═════ Data to process ═════

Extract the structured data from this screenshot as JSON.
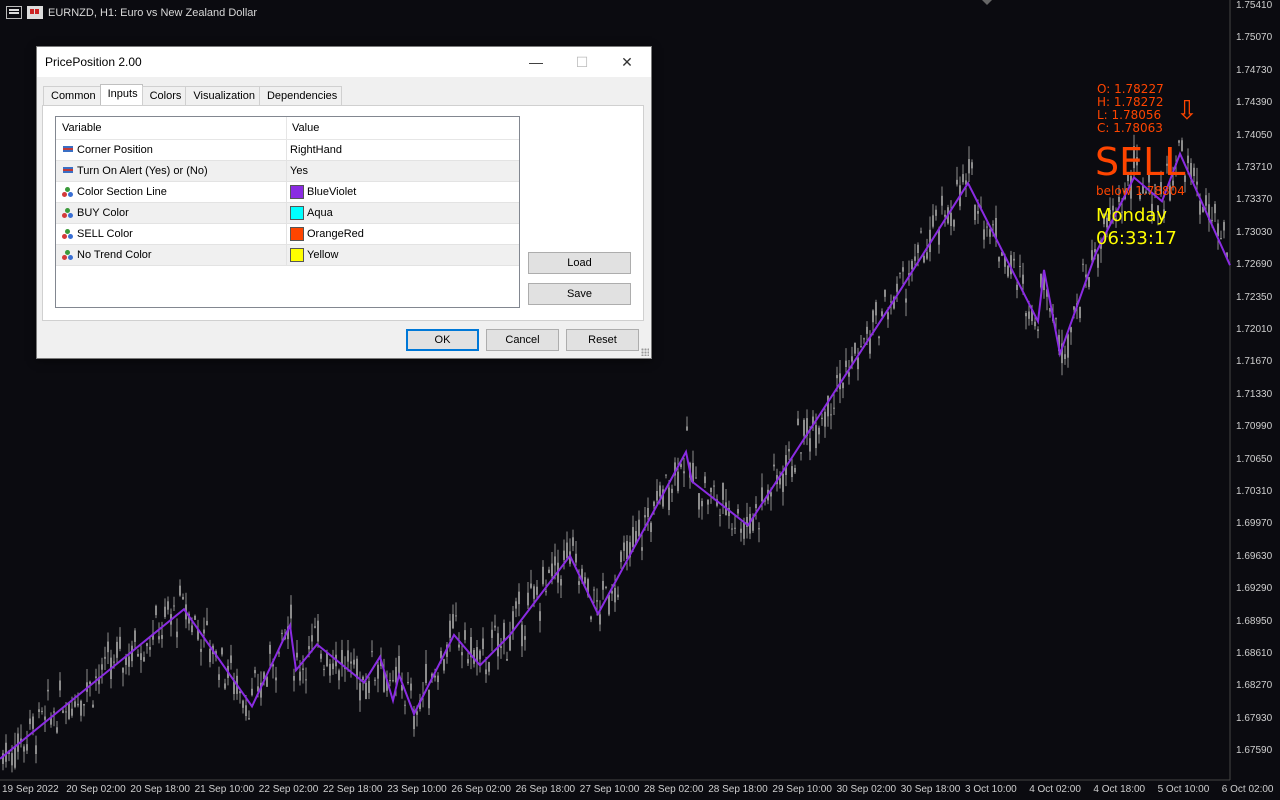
{
  "chart": {
    "title": "EURNZD, H1:  Euro vs New Zealand Dollar",
    "price_axis": [
      "1.75410",
      "1.75070",
      "1.74730",
      "1.74390",
      "1.74050",
      "1.73710",
      "1.73370",
      "1.73030",
      "1.72690",
      "1.72350",
      "1.72010",
      "1.71670",
      "1.71330",
      "1.70990",
      "1.70650",
      "1.70310",
      "1.69970",
      "1.69630",
      "1.69290",
      "1.68950",
      "1.68610",
      "1.68270",
      "1.67930",
      "1.67590"
    ],
    "time_axis": [
      "19 Sep 2022",
      "20 Sep 02:00",
      "20 Sep 18:00",
      "21 Sep 10:00",
      "22 Sep 02:00",
      "22 Sep 18:00",
      "23 Sep 10:00",
      "26 Sep 02:00",
      "26 Sep 18:00",
      "27 Sep 10:00",
      "28 Sep 02:00",
      "28 Sep 18:00",
      "29 Sep 10:00",
      "30 Sep 02:00",
      "30 Sep 18:00",
      "3 Oct 10:00",
      "4 Oct 02:00",
      "4 Oct 18:00",
      "5 Oct 10:00",
      "6 Oct 02:00"
    ],
    "colors": {
      "background": "#0b0b10",
      "candle": "#8c8c8c",
      "section_line": "#8a2be2",
      "sell": "#ff4500",
      "clock": "#ffff00"
    },
    "section_line_points": [
      [
        0,
        1.675
      ],
      [
        184,
        1.6907
      ],
      [
        252,
        1.6805
      ],
      [
        290,
        1.689
      ],
      [
        296,
        1.6843
      ],
      [
        317,
        1.687
      ],
      [
        364,
        1.683
      ],
      [
        380,
        1.6857
      ],
      [
        393,
        1.6811
      ],
      [
        399,
        1.6838
      ],
      [
        414,
        1.6797
      ],
      [
        454,
        1.688
      ],
      [
        480,
        1.6848
      ],
      [
        510,
        1.688
      ],
      [
        570,
        1.6963
      ],
      [
        598,
        1.6902
      ],
      [
        686,
        1.7072
      ],
      [
        692,
        1.7041
      ],
      [
        748,
        1.6995
      ],
      [
        892,
        1.7228
      ],
      [
        968,
        1.7354
      ],
      [
        1038,
        1.7209
      ],
      [
        1044,
        1.7263
      ],
      [
        1060,
        1.7175
      ],
      [
        1096,
        1.7281
      ],
      [
        1134,
        1.736
      ],
      [
        1162,
        1.7335
      ],
      [
        1180,
        1.7385
      ],
      [
        1230,
        1.7268
      ]
    ]
  },
  "overlay": {
    "ohlc": [
      "O: 1.78227",
      "H: 1.78272",
      "L: 1.78056",
      "C: 1.78063"
    ],
    "signal": "SELL",
    "below": "below 1.78804",
    "arrow": "⇩",
    "day": "Monday",
    "time": "06:33:17"
  },
  "dialog": {
    "title": "PricePosition 2.00",
    "minimize": "—",
    "maximize": "☐",
    "close": "✕",
    "tabs": [
      "Common",
      "Inputs",
      "Colors",
      "Visualization",
      "Dependencies"
    ],
    "active_tab": "Inputs",
    "columns": [
      "Variable",
      "Value"
    ],
    "rows": [
      {
        "variable": "Corner Position",
        "value": "RightHand",
        "icon": "lines-icon",
        "swatch": ""
      },
      {
        "variable": "Turn On Alert (Yes) or (No)",
        "value": "Yes",
        "icon": "lines-icon",
        "swatch": ""
      },
      {
        "variable": "Color Section Line",
        "value": "BlueViolet",
        "icon": "palette-icon",
        "swatch": "#8a2be2"
      },
      {
        "variable": "BUY Color",
        "value": "Aqua",
        "icon": "palette-icon",
        "swatch": "#00ffff"
      },
      {
        "variable": "SELL Color",
        "value": "OrangeRed",
        "icon": "palette-icon",
        "swatch": "#ff4500"
      },
      {
        "variable": "No Trend Color",
        "value": "Yellow",
        "icon": "palette-icon",
        "swatch": "#ffff00"
      }
    ],
    "load_label": "Load",
    "save_label": "Save",
    "ok_label": "OK",
    "cancel_label": "Cancel",
    "reset_label": "Reset"
  }
}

═════

What is being asked:
Leave the pictures out, and transcribe each of the records exactly.

The reply:
Extract the structured data from this screenshot as JSON.
{
  "chart": {
    "title": "EURNZD, H1:  Euro vs New Zealand Dollar",
    "price_axis": [
      "1.75410",
      "1.75070",
      "1.74730",
      "1.74390",
      "1.74050",
      "1.73710",
      "1.73370",
      "1.73030",
      "1.72690",
      "1.72350",
      "1.72010",
      "1.71670",
      "1.71330",
      "1.70990",
      "1.70650",
      "1.70310",
      "1.69970",
      "1.69630",
      "1.69290",
      "1.68950",
      "1.68610",
      "1.68270",
      "1.67930",
      "1.67590"
    ],
    "time_axis": [
      "19 Sep 2022",
      "20 Sep 02:00",
      "20 Sep 18:00",
      "21 Sep 10:00",
      "22 Sep 02:00",
      "22 Sep 18:00",
      "23 Sep 10:00",
      "26 Sep 02:00",
      "26 Sep 18:00",
      "27 Sep 10:00",
      "28 Sep 02:00",
      "28 Sep 18:00",
      "29 Sep 10:00",
      "30 Sep 02:00",
      "30 Sep 18:00",
      "3 Oct 10:00",
      "4 Oct 02:00",
      "4 Oct 18:00",
      "5 Oct 10:00",
      "6 Oct 02:00"
    ],
    "colors": {
      "background": "#0b0b10",
      "candle": "#8c8c8c",
      "section_line": "#8a2be2",
      "sell": "#ff4500",
      "clock": "#ffff00"
    },
    "section_line_points": [
      [
        0,
        1.675
      ],
      [
        184,
        1.6907
      ],
      [
        252,
        1.6805
      ],
      [
        290,
        1.689
      ],
      [
        296,
        1.6843
      ],
      [
        317,
        1.687
      ],
      [
        364,
        1.683
      ],
      [
        380,
        1.6857
      ],
      [
        393,
        1.6811
      ],
      [
        399,
        1.6838
      ],
      [
        414,
        1.6797
      ],
      [
        454,
        1.688
      ],
      [
        480,
        1.6848
      ],
      [
        510,
        1.688
      ],
      [
        570,
        1.6963
      ],
      [
        598,
        1.6902
      ],
      [
        686,
        1.7072
      ],
      [
        692,
        1.7041
      ],
      [
        748,
        1.6995
      ],
      [
        892,
        1.7228
      ],
      [
        968,
        1.7354
      ],
      [
        1038,
        1.7209
      ],
      [
        1044,
        1.7263
      ],
      [
        1060,
        1.7175
      ],
      [
        1096,
        1.7281
      ],
      [
        1134,
        1.736
      ],
      [
        1162,
        1.7335
      ],
      [
        1180,
        1.7385
      ],
      [
        1230,
        1.7268
      ]
    ]
  },
  "overlay": {
    "ohlc": [
      "O: 1.78227",
      "H: 1.78272",
      "L: 1.78056",
      "C: 1.78063"
    ],
    "signal": "SELL",
    "below": "below 1.78804",
    "arrow": "⇩",
    "day": "Monday",
    "time": "06:33:17"
  },
  "dialog": {
    "title": "PricePosition 2.00",
    "minimize": "—",
    "maximize": "☐",
    "close": "✕",
    "tabs": [
      "Common",
      "Inputs",
      "Colors",
      "Visualization",
      "Dependencies"
    ],
    "active_tab": "Inputs",
    "columns": [
      "Variable",
      "Value"
    ],
    "rows": [
      {
        "variable": "Corner Position",
        "value": "RightHand",
        "icon": "lines-icon",
        "swatch": ""
      },
      {
        "variable": "Turn On Alert (Yes) or (No)",
        "value": "Yes",
        "icon": "lines-icon",
        "swatch": ""
      },
      {
        "variable": "Color Section Line",
        "value": "BlueViolet",
        "icon": "palette-icon",
        "swatch": "#8a2be2"
      },
      {
        "variable": "BUY Color",
        "value": "Aqua",
        "icon": "palette-icon",
        "swatch": "#00ffff"
      },
      {
        "variable": "SELL Color",
        "value": "OrangeRed",
        "icon": "palette-icon",
        "swatch": "#ff4500"
      },
      {
        "variable": "No Trend Color",
        "value": "Yellow",
        "icon": "palette-icon",
        "swatch": "#ffff00"
      }
    ],
    "load_label": "Load",
    "save_label": "Save",
    "ok_label": "OK",
    "cancel_label": "Cancel",
    "reset_label": "Reset"
  }
}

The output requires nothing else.